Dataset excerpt
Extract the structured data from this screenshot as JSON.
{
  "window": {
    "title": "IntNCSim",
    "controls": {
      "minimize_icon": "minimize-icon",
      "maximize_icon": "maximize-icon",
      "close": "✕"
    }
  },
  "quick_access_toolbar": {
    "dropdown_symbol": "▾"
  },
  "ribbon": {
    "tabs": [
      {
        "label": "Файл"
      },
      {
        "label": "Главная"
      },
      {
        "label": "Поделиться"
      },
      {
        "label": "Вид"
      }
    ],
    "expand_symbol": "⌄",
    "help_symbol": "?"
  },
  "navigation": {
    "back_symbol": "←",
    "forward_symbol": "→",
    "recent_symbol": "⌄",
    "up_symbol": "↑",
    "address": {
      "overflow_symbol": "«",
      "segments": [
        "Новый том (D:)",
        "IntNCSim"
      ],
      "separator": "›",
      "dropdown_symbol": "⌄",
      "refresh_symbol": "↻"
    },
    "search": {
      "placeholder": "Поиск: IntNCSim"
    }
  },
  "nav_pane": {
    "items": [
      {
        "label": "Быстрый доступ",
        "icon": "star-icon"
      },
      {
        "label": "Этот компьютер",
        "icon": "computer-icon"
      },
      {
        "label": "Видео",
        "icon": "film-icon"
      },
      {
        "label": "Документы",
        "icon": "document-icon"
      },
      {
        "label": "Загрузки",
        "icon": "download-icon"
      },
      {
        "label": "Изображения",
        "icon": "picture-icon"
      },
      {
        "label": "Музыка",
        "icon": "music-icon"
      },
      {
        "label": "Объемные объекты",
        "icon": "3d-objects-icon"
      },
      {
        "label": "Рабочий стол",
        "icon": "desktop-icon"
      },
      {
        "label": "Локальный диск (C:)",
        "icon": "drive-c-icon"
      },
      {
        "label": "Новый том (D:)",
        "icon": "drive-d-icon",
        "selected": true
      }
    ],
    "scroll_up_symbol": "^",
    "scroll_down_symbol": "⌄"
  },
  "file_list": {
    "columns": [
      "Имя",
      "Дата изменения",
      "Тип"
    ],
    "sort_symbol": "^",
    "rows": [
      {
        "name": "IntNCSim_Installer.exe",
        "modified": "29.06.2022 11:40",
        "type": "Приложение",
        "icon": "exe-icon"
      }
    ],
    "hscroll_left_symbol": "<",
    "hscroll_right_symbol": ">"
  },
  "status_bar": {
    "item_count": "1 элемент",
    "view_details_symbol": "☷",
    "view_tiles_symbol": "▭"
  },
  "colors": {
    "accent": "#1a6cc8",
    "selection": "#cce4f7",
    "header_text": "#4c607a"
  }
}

| WHAT YOU ARE ASKED TO DO |
Your task is to print all of the records exactly.

| FINISHED EXERCISE |
Extract the structured data from this screenshot as JSON.
{
  "window": {
    "title": "IntNCSim",
    "controls": {
      "minimize_icon": "minimize-icon",
      "maximize_icon": "maximize-icon",
      "close": "✕"
    }
  },
  "quick_access_toolbar": {
    "dropdown_symbol": "▾"
  },
  "ribbon": {
    "tabs": [
      {
        "label": "Файл"
      },
      {
        "label": "Главная"
      },
      {
        "label": "Поделиться"
      },
      {
        "label": "Вид"
      }
    ],
    "expand_symbol": "⌄",
    "help_symbol": "?"
  },
  "navigation": {
    "back_symbol": "←",
    "forward_symbol": "→",
    "recent_symbol": "⌄",
    "up_symbol": "↑",
    "address": {
      "overflow_symbol": "«",
      "segments": [
        "Новый том (D:)",
        "IntNCSim"
      ],
      "separator": "›",
      "dropdown_symbol": "⌄",
      "refresh_symbol": "↻"
    },
    "search": {
      "placeholder": "Поиск: IntNCSim"
    }
  },
  "nav_pane": {
    "items": [
      {
        "label": "Быстрый доступ",
        "icon": "star-icon"
      },
      {
        "label": "Этот компьютер",
        "icon": "computer-icon"
      },
      {
        "label": "Видео",
        "icon": "film-icon"
      },
      {
        "label": "Документы",
        "icon": "document-icon"
      },
      {
        "label": "Загрузки",
        "icon": "download-icon"
      },
      {
        "label": "Изображения",
        "icon": "picture-icon"
      },
      {
        "label": "Музыка",
        "icon": "music-icon"
      },
      {
        "label": "Объемные объекты",
        "icon": "3d-objects-icon"
      },
      {
        "label": "Рабочий стол",
        "icon": "desktop-icon"
      },
      {
        "label": "Локальный диск (C:)",
        "icon": "drive-c-icon"
      },
      {
        "label": "Новый том (D:)",
        "icon": "drive-d-icon",
        "selected": true
      }
    ],
    "scroll_up_symbol": "^",
    "scroll_down_symbol": "⌄"
  },
  "file_list": {
    "columns": [
      "Имя",
      "Дата изменения",
      "Тип"
    ],
    "sort_symbol": "^",
    "rows": [
      {
        "name": "IntNCSim_Installer.exe",
        "modified": "29.06.2022 11:40",
        "type": "Приложение",
        "icon": "exe-icon"
      }
    ],
    "hscroll_left_symbol": "<",
    "hscroll_right_symbol": ">"
  },
  "status_bar": {
    "item_count": "1 элемент",
    "view_details_symbol": "☷",
    "view_tiles_symbol": "▭"
  },
  "colors": {
    "accent": "#1a6cc8",
    "selection": "#cce4f7",
    "header_text": "#4c607a"
  }
}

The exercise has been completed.